• Task:
Exactly as given, repeat all of the entries.

• Information shown:
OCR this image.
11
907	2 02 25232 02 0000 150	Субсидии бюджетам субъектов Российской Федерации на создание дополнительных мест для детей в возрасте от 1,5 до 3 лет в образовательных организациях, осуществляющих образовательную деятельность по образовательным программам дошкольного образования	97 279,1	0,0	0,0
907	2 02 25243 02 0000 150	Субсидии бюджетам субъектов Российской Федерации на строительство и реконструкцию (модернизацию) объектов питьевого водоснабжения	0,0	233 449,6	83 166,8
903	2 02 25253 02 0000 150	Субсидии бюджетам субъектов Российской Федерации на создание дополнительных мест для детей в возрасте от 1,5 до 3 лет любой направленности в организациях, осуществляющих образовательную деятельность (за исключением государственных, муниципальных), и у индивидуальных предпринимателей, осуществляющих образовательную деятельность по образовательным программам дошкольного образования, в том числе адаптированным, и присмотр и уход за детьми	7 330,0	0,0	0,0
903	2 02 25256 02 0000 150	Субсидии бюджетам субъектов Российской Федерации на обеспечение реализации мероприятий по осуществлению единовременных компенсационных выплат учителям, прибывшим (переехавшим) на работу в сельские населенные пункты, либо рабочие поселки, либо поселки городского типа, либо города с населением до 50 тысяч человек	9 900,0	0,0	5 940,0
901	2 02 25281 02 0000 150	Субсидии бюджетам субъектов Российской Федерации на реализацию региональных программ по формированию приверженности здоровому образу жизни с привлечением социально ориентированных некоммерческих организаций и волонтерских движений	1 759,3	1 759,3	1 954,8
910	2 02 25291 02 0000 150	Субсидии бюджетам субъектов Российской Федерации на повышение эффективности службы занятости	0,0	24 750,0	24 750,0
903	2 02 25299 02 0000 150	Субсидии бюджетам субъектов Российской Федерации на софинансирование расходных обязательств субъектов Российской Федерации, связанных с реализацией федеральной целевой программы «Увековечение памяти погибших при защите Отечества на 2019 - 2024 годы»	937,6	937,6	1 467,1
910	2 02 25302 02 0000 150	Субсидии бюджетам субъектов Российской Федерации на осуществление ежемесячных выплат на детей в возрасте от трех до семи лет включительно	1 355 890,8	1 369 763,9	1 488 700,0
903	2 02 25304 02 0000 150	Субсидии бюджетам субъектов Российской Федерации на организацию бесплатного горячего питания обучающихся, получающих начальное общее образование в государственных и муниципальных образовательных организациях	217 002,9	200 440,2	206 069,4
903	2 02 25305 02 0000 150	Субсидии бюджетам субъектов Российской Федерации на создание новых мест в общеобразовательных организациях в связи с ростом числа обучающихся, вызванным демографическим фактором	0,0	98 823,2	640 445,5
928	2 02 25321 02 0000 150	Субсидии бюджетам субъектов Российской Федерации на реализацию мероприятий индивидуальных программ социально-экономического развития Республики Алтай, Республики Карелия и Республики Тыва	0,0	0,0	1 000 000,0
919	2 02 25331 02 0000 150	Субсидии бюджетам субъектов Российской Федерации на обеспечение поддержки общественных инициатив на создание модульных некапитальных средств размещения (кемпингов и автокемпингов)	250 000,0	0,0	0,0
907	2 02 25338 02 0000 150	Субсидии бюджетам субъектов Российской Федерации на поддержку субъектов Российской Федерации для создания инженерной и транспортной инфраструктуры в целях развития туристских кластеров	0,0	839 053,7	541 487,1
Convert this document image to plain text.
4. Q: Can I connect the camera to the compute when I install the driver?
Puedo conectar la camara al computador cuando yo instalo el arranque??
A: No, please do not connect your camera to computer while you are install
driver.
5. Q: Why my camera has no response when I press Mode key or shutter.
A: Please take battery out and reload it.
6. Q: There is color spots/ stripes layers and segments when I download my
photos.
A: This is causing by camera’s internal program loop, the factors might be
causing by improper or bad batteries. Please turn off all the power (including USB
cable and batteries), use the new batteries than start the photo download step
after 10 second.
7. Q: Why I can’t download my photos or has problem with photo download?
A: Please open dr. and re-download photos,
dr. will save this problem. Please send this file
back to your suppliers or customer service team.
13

• Solution for this task:
OCR this image.
11
907	2 02 25232 02 0000 150	Субсидии бюджетам субъектов Российской Федерации на создание дополнительных мест для детей в возрасте от 1,5 до 3 лет в образовательных организациях, осуществляющих образовательную деятельность по образовательным программам дошкольного образования	97 279,1	0,0	0,0
907	2 02 25243 02 0000 150	Субсидии бюджетам субъектов Российской Федерации на строительство и реконструкцию (модернизацию) объектов питьевого водоснабжения	0,0	233 449,6	83 166,8
903	2 02 25253 02 0000 150	Субсидии бюджетам субъектов Российской Федерации на создание дополнительных мест для детей в возрасте от 1,5 до 3 лет любой направленности в организациях, осуществляющих образовательную деятельность (за исключением государственных, муниципальных), и у индивидуальных предпринимателей, осуществляющих образовательную деятельность по образовательным программам дошкольного образования, в том числе адаптированным, и присмотр и уход за детьми	7 330,0	0,0	0,0
903	2 02 25256 02 0000 150	Субсидии бюджетам субъектов Российской Федерации на обеспечение реализации мероприятий по осуществлению единовременных компенсационных выплат учителям, прибывшим (переехавшим) на работу в сельские населенные пункты, либо рабочие поселки, либо поселки городского типа, либо города с населением до 50 тысяч человек	9 900,0	0,0	5 940,0
901	2 02 25281 02 0000 150	Субсидии бюджетам субъектов Российской Федерации на реализацию региональных программ по формированию приверженности здоровому образу жизни с привлечением социально ориентированных некоммерческих организаций и волонтерских движений	1 759,3	1 759,3	1 954,8
910	2 02 25291 02 0000 150	Субсидии бюджетам субъектов Российской Федерации на повышение эффективности службы занятости	0,0	24 750,0	24 750,0
903	2 02 25299 02 0000 150	Субсидии бюджетам субъектов Российской Федерации на софинансирование расходных обязательств субъектов Российской Федерации, связанных с реализацией федеральной целевой программы «Увековечение памяти погибших при защите Отечества на 2019 - 2024 годы»	937,6	937,6	1 467,1
910	2 02 25302 02 0000 150	Субсидии бюджетам субъектов Российской Федерации на осуществление ежемесячных выплат на детей в возрасте от трех до семи лет включительно	1 355 890,8	1 369 763,9	1 488 700,0
903	2 02 25304 02 0000 150	Субсидии бюджетам субъектов Российской Федерации на организацию бесплатного горячего питания обучающихся, получающих начальное общее образование в государственных и муниципальных образовательных организациях	217 002,9	200 440,2	206 069,4
903	2 02 25305 02 0000 150	Субсидии бюджетам субъектов Российской Федерации на создание новых мест в общеобразовательных организациях в связи с ростом числа обучающихся, вызванным демографическим фактором	0,0	98 823,2	640 445,5
928	2 02 25321 02 0000 150	Субсидии бюджетам субъектов Российской Федерации на реализацию мероприятий индивидуальных программ социально-экономического развития Республики Алтай, Республики Карелия и Республики Тыва	0,0	0,0	1 000 000,0
919	2 02 25331 02 0000 150	Субсидии бюджетам субъектов Российской Федерации на обеспечение поддержки общественных инициатив на создание модульных некапитальных средств размещения (кемпингов и автокемпингов)	250 000,0	0,0	0,0
907	2 02 25338 02 0000 150	Субсидии бюджетам субъектов Российской Федерации на поддержку субъектов Российской Федерации для создания инженерной и транспортной инфраструктуры в целях развития туристских кластеров	0,0	839 053,7	541 487,1
Convert this document image to plain text.
4. Q: Can I connect the camera to the compute when I install the driver?
Puedo conectar la camara al computador cuando yo instalo el arranque??
A: No, please do not connect your camera to computer while you are install
driver.
5. Q: Why my camera has no response when I press Mode key or shutter.
A: Please take battery out and reload it.
6. Q: There is color spots/ stripes layers and segments when I download my
photos.
A: This is causing by camera’s internal program loop, the factors might be
causing by improper or bad batteries. Please turn off all the power (including USB
cable and batteries), use the new batteries than start the photo download step
after 10 second.
7. Q: Why I can’t download my photos or has problem with photo download?
A: Please open dr. and re-download photos,
dr. will save this problem. Please send this file
back to your suppliers or customer service team.
13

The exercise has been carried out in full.